[Short problem]: Make an exact copy of each entry, leaving out every picture.

[Items]:

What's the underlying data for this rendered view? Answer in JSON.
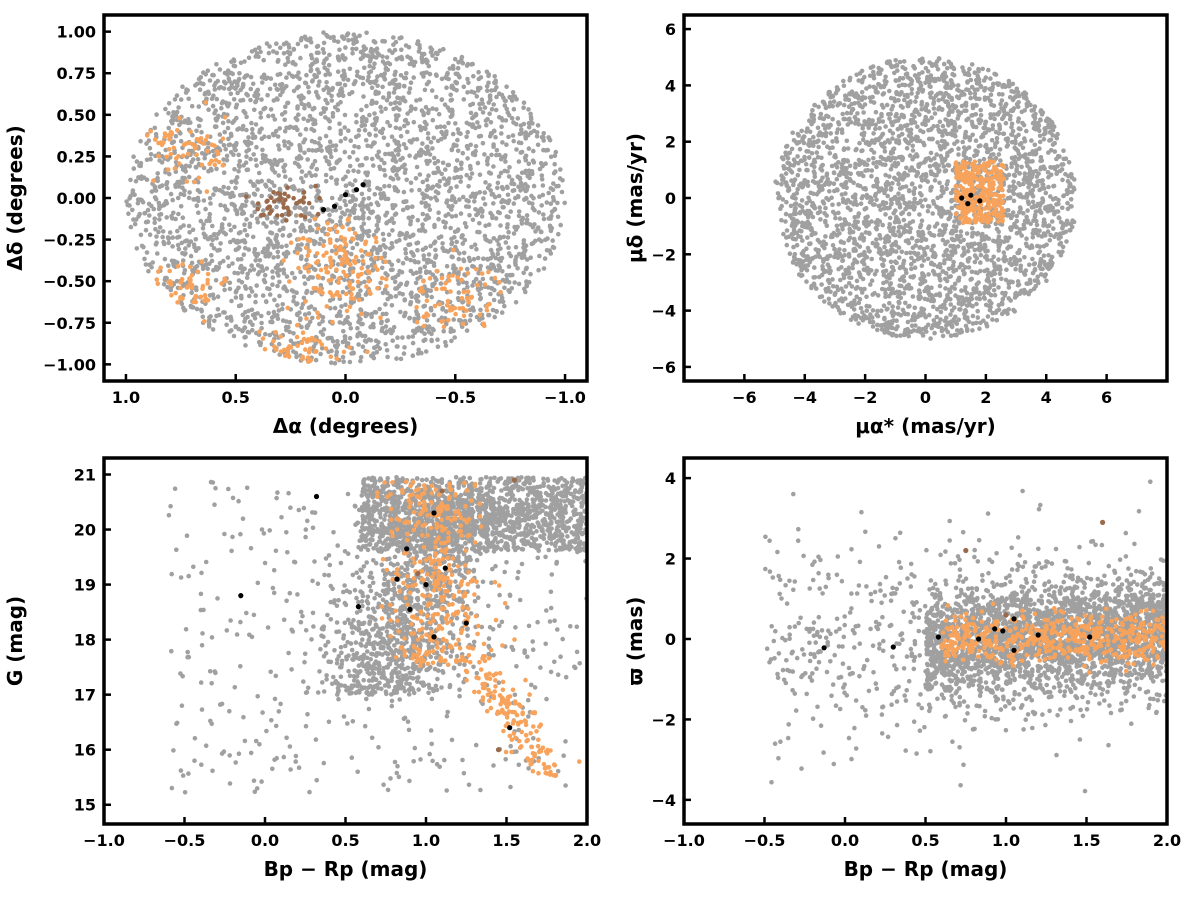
{
  "colors": {
    "field": "#a0a0a0",
    "orange": "#f7a35c",
    "brown": "#9a6a4a",
    "black": "#000000"
  },
  "chart_data": [
    {
      "type": "scatter",
      "xlabel": "Δα (degrees)",
      "ylabel": "Δδ (degrees)",
      "xlim": [
        1.1,
        -1.1
      ],
      "ylim": [
        -1.1,
        1.1
      ],
      "xticks": [
        "1.0",
        "0.5",
        "0.0",
        "−0.5",
        "−1.0"
      ],
      "yticks": [
        "−1.00",
        "−0.75",
        "−0.50",
        "−0.25",
        "0.00",
        "0.25",
        "0.50",
        "0.75",
        "1.00"
      ],
      "series": [
        {
          "color": "#a0a0a0",
          "shape": "disk",
          "center": [
            0.0,
            0.0
          ],
          "radius": 1.0,
          "count": 3200
        },
        {
          "color": "#f7a35c",
          "points": [
            [
              0.0,
              -0.5
            ],
            [
              0.2,
              -0.9
            ],
            [
              -0.5,
              -0.6
            ],
            [
              0.75,
              -0.55
            ],
            [
              0.75,
              0.3
            ],
            [
              0.05,
              -0.3
            ]
          ]
        },
        {
          "color": "#9a6a4a",
          "points": [
            [
              0.33,
              -0.05
            ],
            [
              0.2,
              -0.02
            ],
            [
              0.3,
              0.0
            ]
          ]
        },
        {
          "color": "#000000",
          "points": [
            [
              0.05,
              -0.05
            ],
            [
              -0.05,
              0.05
            ],
            [
              0.1,
              -0.07
            ],
            [
              0.0,
              0.02
            ],
            [
              -0.08,
              0.08
            ]
          ]
        }
      ]
    },
    {
      "type": "scatter",
      "xlabel": "μα* (mas/yr)",
      "ylabel": "μδ (mas/yr)",
      "xlim": [
        -8,
        8
      ],
      "ylim": [
        -6.5,
        6.5
      ],
      "xticks": [
        "−6",
        "−4",
        "−2",
        "0",
        "2",
        "4",
        "6"
      ],
      "yticks": [
        "−6",
        "−4",
        "−2",
        "0",
        "2",
        "4",
        "6"
      ],
      "series": [
        {
          "color": "#a0a0a0",
          "shape": "disk",
          "center": [
            0.0,
            0.0
          ],
          "radius": 5.0,
          "count": 3000
        },
        {
          "color": "#f7a35c",
          "shape": "box",
          "center": [
            1.8,
            0.2
          ],
          "half": [
            0.8,
            1.1
          ],
          "count": 300
        },
        {
          "color": "#000000",
          "points": [
            [
              1.2,
              0.0
            ],
            [
              1.4,
              -0.2
            ],
            [
              1.5,
              0.1
            ],
            [
              1.8,
              -0.1
            ]
          ]
        }
      ]
    },
    {
      "type": "scatter",
      "xlabel": "Bp − Rp (mag)",
      "ylabel": "G (mag)",
      "xlim": [
        -1.0,
        2.0
      ],
      "ylim": [
        14.65,
        21.3
      ],
      "xticks": [
        "−1.0",
        "−0.5",
        "0.0",
        "0.5",
        "1.0",
        "1.5",
        "2.0"
      ],
      "yticks": [
        "15",
        "16",
        "17",
        "18",
        "19",
        "20",
        "21"
      ],
      "series": [
        {
          "color": "#a0a0a0",
          "count": 3000
        },
        {
          "color": "#f7a35c",
          "count": 500
        },
        {
          "color": "#9a6a4a",
          "points": [
            [
              0.95,
              19.2
            ],
            [
              1.1,
              20.7
            ],
            [
              1.55,
              20.9
            ],
            [
              1.45,
              16.0
            ]
          ]
        },
        {
          "color": "#000000",
          "points": [
            [
              -0.15,
              18.8
            ],
            [
              0.32,
              20.6
            ],
            [
              0.58,
              18.6
            ],
            [
              0.82,
              19.1
            ],
            [
              0.88,
              19.65
            ],
            [
              0.9,
              18.55
            ],
            [
              1.05,
              18.05
            ],
            [
              1.05,
              20.3
            ],
            [
              1.25,
              18.3
            ],
            [
              1.52,
              16.4
            ],
            [
              1.0,
              19.0
            ],
            [
              1.12,
              19.3
            ]
          ]
        }
      ]
    },
    {
      "type": "scatter",
      "xlabel": "Bp − Rp (mag)",
      "ylabel": "ϖ (mas)",
      "xlim": [
        -1.0,
        2.0
      ],
      "ylim": [
        -4.6,
        4.5
      ],
      "xticks": [
        "−1.0",
        "−0.5",
        "0.0",
        "0.5",
        "1.0",
        "1.5",
        "2.0"
      ],
      "yticks": [
        "−4",
        "−2",
        "0",
        "2",
        "4"
      ],
      "series": [
        {
          "color": "#a0a0a0",
          "count": 3000
        },
        {
          "color": "#f7a35c",
          "count": 500
        },
        {
          "color": "#9a6a4a",
          "points": [
            [
              0.75,
              2.2
            ],
            [
              1.6,
              2.9
            ],
            [
              1.0,
              0.6
            ]
          ]
        },
        {
          "color": "#000000",
          "points": [
            [
              -0.13,
              -0.22
            ],
            [
              0.3,
              -0.2
            ],
            [
              0.58,
              0.05
            ],
            [
              0.83,
              0.0
            ],
            [
              0.93,
              0.25
            ],
            [
              0.98,
              0.2
            ],
            [
              1.05,
              0.5
            ],
            [
              1.05,
              -0.28
            ],
            [
              1.52,
              0.05
            ],
            [
              1.2,
              0.1
            ]
          ]
        }
      ]
    }
  ]
}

[Answer to this exercise]:
What's the underlying data for this rendered view? Answer in JSON.
{
  "colors": {
    "field": "#a0a0a0",
    "orange": "#f7a35c",
    "brown": "#9a6a4a",
    "black": "#000000"
  },
  "chart_data": [
    {
      "type": "scatter",
      "xlabel": "Δα (degrees)",
      "ylabel": "Δδ (degrees)",
      "xlim": [
        1.1,
        -1.1
      ],
      "ylim": [
        -1.1,
        1.1
      ],
      "xticks": [
        "1.0",
        "0.5",
        "0.0",
        "−0.5",
        "−1.0"
      ],
      "yticks": [
        "−1.00",
        "−0.75",
        "−0.50",
        "−0.25",
        "0.00",
        "0.25",
        "0.50",
        "0.75",
        "1.00"
      ],
      "series": [
        {
          "color": "#a0a0a0",
          "shape": "disk",
          "center": [
            0.0,
            0.0
          ],
          "radius": 1.0,
          "count": 3200
        },
        {
          "color": "#f7a35c",
          "points": [
            [
              0.0,
              -0.5
            ],
            [
              0.2,
              -0.9
            ],
            [
              -0.5,
              -0.6
            ],
            [
              0.75,
              -0.55
            ],
            [
              0.75,
              0.3
            ],
            [
              0.05,
              -0.3
            ]
          ]
        },
        {
          "color": "#9a6a4a",
          "points": [
            [
              0.33,
              -0.05
            ],
            [
              0.2,
              -0.02
            ],
            [
              0.3,
              0.0
            ]
          ]
        },
        {
          "color": "#000000",
          "points": [
            [
              0.05,
              -0.05
            ],
            [
              -0.05,
              0.05
            ],
            [
              0.1,
              -0.07
            ],
            [
              0.0,
              0.02
            ],
            [
              -0.08,
              0.08
            ]
          ]
        }
      ]
    },
    {
      "type": "scatter",
      "xlabel": "μα* (mas/yr)",
      "ylabel": "μδ (mas/yr)",
      "xlim": [
        -8,
        8
      ],
      "ylim": [
        -6.5,
        6.5
      ],
      "xticks": [
        "−6",
        "−4",
        "−2",
        "0",
        "2",
        "4",
        "6"
      ],
      "yticks": [
        "−6",
        "−4",
        "−2",
        "0",
        "2",
        "4",
        "6"
      ],
      "series": [
        {
          "color": "#a0a0a0",
          "shape": "disk",
          "center": [
            0.0,
            0.0
          ],
          "radius": 5.0,
          "count": 3000
        },
        {
          "color": "#f7a35c",
          "shape": "box",
          "center": [
            1.8,
            0.2
          ],
          "half": [
            0.8,
            1.1
          ],
          "count": 300
        },
        {
          "color": "#000000",
          "points": [
            [
              1.2,
              0.0
            ],
            [
              1.4,
              -0.2
            ],
            [
              1.5,
              0.1
            ],
            [
              1.8,
              -0.1
            ]
          ]
        }
      ]
    },
    {
      "type": "scatter",
      "xlabel": "Bp − Rp (mag)",
      "ylabel": "G (mag)",
      "xlim": [
        -1.0,
        2.0
      ],
      "ylim": [
        14.65,
        21.3
      ],
      "xticks": [
        "−1.0",
        "−0.5",
        "0.0",
        "0.5",
        "1.0",
        "1.5",
        "2.0"
      ],
      "yticks": [
        "15",
        "16",
        "17",
        "18",
        "19",
        "20",
        "21"
      ],
      "series": [
        {
          "color": "#a0a0a0",
          "count": 3000
        },
        {
          "color": "#f7a35c",
          "count": 500
        },
        {
          "color": "#9a6a4a",
          "points": [
            [
              0.95,
              19.2
            ],
            [
              1.1,
              20.7
            ],
            [
              1.55,
              20.9
            ],
            [
              1.45,
              16.0
            ]
          ]
        },
        {
          "color": "#000000",
          "points": [
            [
              -0.15,
              18.8
            ],
            [
              0.32,
              20.6
            ],
            [
              0.58,
              18.6
            ],
            [
              0.82,
              19.1
            ],
            [
              0.88,
              19.65
            ],
            [
              0.9,
              18.55
            ],
            [
              1.05,
              18.05
            ],
            [
              1.05,
              20.3
            ],
            [
              1.25,
              18.3
            ],
            [
              1.52,
              16.4
            ],
            [
              1.0,
              19.0
            ],
            [
              1.12,
              19.3
            ]
          ]
        }
      ]
    },
    {
      "type": "scatter",
      "xlabel": "Bp − Rp (mag)",
      "ylabel": "ϖ (mas)",
      "xlim": [
        -1.0,
        2.0
      ],
      "ylim": [
        -4.6,
        4.5
      ],
      "xticks": [
        "−1.0",
        "−0.5",
        "0.0",
        "0.5",
        "1.0",
        "1.5",
        "2.0"
      ],
      "yticks": [
        "−4",
        "−2",
        "0",
        "2",
        "4"
      ],
      "series": [
        {
          "color": "#a0a0a0",
          "count": 3000
        },
        {
          "color": "#f7a35c",
          "count": 500
        },
        {
          "color": "#9a6a4a",
          "points": [
            [
              0.75,
              2.2
            ],
            [
              1.6,
              2.9
            ],
            [
              1.0,
              0.6
            ]
          ]
        },
        {
          "color": "#000000",
          "points": [
            [
              -0.13,
              -0.22
            ],
            [
              0.3,
              -0.2
            ],
            [
              0.58,
              0.05
            ],
            [
              0.83,
              0.0
            ],
            [
              0.93,
              0.25
            ],
            [
              0.98,
              0.2
            ],
            [
              1.05,
              0.5
            ],
            [
              1.05,
              -0.28
            ],
            [
              1.52,
              0.05
            ],
            [
              1.2,
              0.1
            ]
          ]
        }
      ]
    }
  ]
}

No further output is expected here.